- [WHAT THE TASK ASKS]: List each line in which the string "其他支出" appears.

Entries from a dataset
━━━━━━━━━━━━━━━━

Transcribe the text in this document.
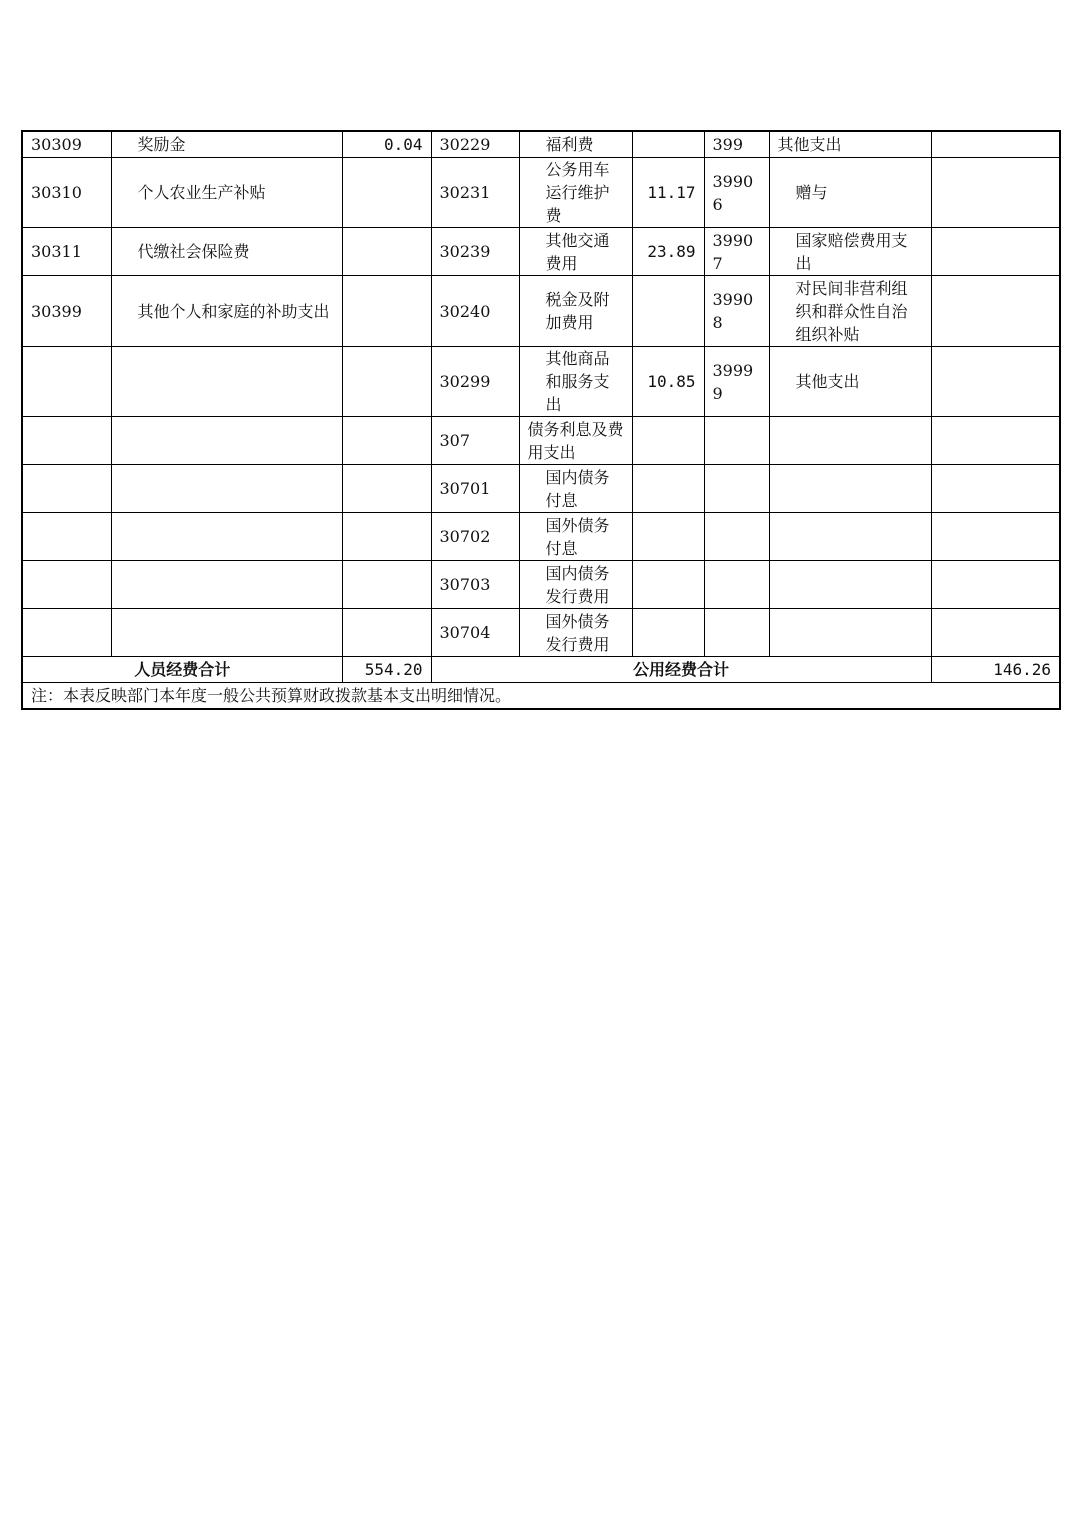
30309	奖励金	0.04	30229	福利费		399	其他支出	

30310	个人农业生产补贴		30231	公务用车运行维护费	11.17	39906	赠与	

30311	代缴社会保险费		30239	其他交通费用	23.89	39907	国家赔偿费用支出	

30399	其他个人和家庭的补助支出		30240	税金及附加费用		39908	对民间非营利组织和群众性自治组织补贴	

		30299	其他商品和服务支出	10.85	39999	其他支出	

		307	债务利息及费用支出				

		30701	国内债务付息				

		30702	国外债务付息				

		30703	国内债务发行费用				

		30704	国外债务发行费用				

人员经费合计		554.20	公用经费合计					146.26
注：本表反映部门本年度一般公共预算财政拨款基本支出明细情况。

━━━━━━━━━━━━━━━━

- [EXERCISE ANSWER]:
30309	奖励金	0.04	30229	福利费		399	其他支出	
		30299	其他商品和服务支出	10.85	39999	其他支出	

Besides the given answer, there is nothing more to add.